■ REQUIREMENTS ■
Reproduce the listing below exactly. Pictures do not belong in the copy.

Extracted data entries:

####

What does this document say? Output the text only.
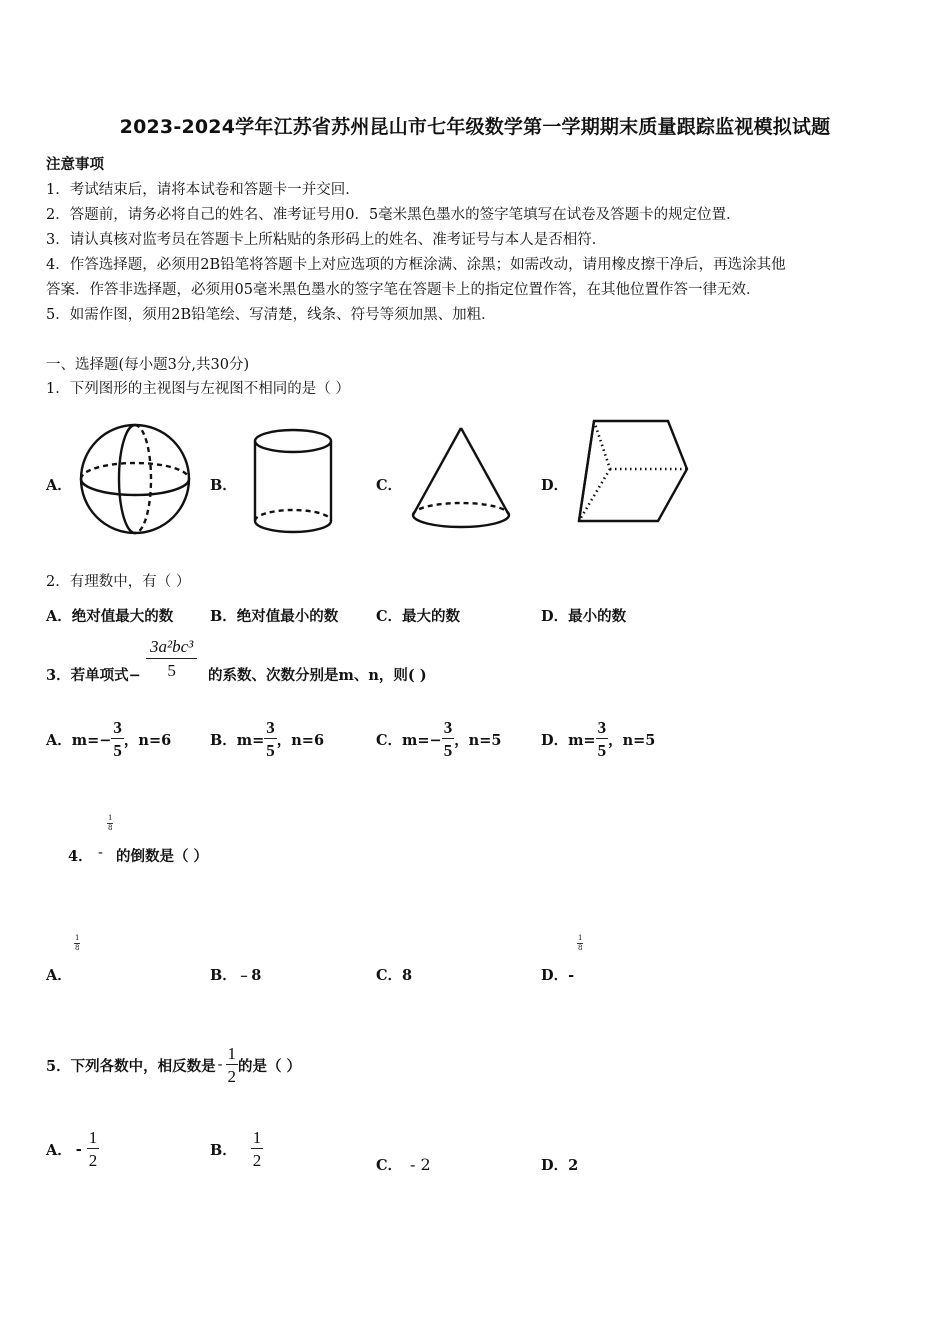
2023-2024学年江苏省苏州昆山市七年级数学第一学期期末质量跟踪监视模拟试题
注意事项
1．考试结束后，请将本试卷和答题卡一并交回．
2．答题前，请务必将自己的姓名、准考证号用0．5毫米黑色墨水的签字笔填写在试卷及答题卡的规定位置．
3．请认真核对监考员在答题卡上所粘贴的条形码上的姓名、准考证号与本人是否相符．
4．作答选择题，必须用2B铅笔将答题卡上对应选项的方框涂满、涂黑；如需改动，请用橡皮擦干净后，再选涂其他
答案．作答非选择题，必须用05毫米黑色墨水的签字笔在答题卡上的指定位置作答，在其他位置作答一律无效．
5．如需作图，须用2B铅笔绘、写清楚，线条、符号等须加黑、加粗．
一、选择题(每小题3分,共30分)
1．下列图形的主视图与左视图不相同的是（ ）
A．	B．	C．	D．
2．有理数中，有（ ）
A．绝对值最大的数	B．绝对值最小的数	C．最大的数	D．最小的数
3．若单项式− $\frac{\text{3a²bc³}}{5}$ 的系数、次数分别是m、n，则( )
A．$m=- \frac{3}{5}$ ，n=6	B．$m= \frac{3}{5}$ ，n=6	C．$m=- \frac{3}{5}$ ，n=5	D．$m= \frac{3}{5}$ ，n=5
$\frac{1}{8}$
4． - 的倒数是（ ）
$\frac{1}{8}$
A．	B．﹣8	C．8
$\frac{1}{8}$
D．-
5．下列各数中，相反数是 - $\frac{1}{2}$ 的是（ ）
A． - $\frac{1}{2}$	B． $\frac{1}{2}$	C． - 2	D．2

####

■ WRITTEN SOLUTION ■
What does this document say? Output the text only.
2023-2024学年江苏省苏州昆山市七年级数学第一学期期末质量跟踪监视模拟试题
注意事项
1．考试结束后，请将本试卷和答题卡一并交回．
2．答题前，请务必将自己的姓名、准考证号用0．5毫米黑色墨水的签字笔填写在试卷及答题卡的规定位置．
3．请认真核对监考员在答题卡上所粘贴的条形码上的姓名、准考证号与本人是否相符．
4．作答选择题，必须用2B铅笔将答题卡上对应选项的方框涂满、涂黑；如需改动，请用橡皮擦干净后，再选涂其他
答案．作答非选择题，必须用05毫米黑色墨水的签字笔在答题卡上的指定位置作答，在其他位置作答一律无效．
5．如需作图，须用2B铅笔绘、写清楚，线条、符号等须加黑、加粗．
一、选择题(每小题3分,共30分)
1．下列图形的主视图与左视图不相同的是（ ）
A．	B．	C．	D．
2．有理数中，有（ ）
A．绝对值最大的数	B．绝对值最小的数	C．最大的数	D．最小的数
3．若单项式− $\frac{\text{3a²bc³}}{5}$ 的系数、次数分别是m、n，则( )
A．$m=- \frac{3}{5}$ ，n=6	B．$m= \frac{3}{5}$ ，n=6	C．$m=- \frac{3}{5}$ ，n=5	D．$m= \frac{3}{5}$ ，n=5
$\frac{1}{8}$
4． - 的倒数是（ ）
$\frac{1}{8}$
A．	B．﹣8	C．8
$\frac{1}{8}$
D．-
5．下列各数中，相反数是 - $\frac{1}{2}$ 的是（ ）
A． - $\frac{1}{2}$	B． $\frac{1}{2}$	C． - 2	D．2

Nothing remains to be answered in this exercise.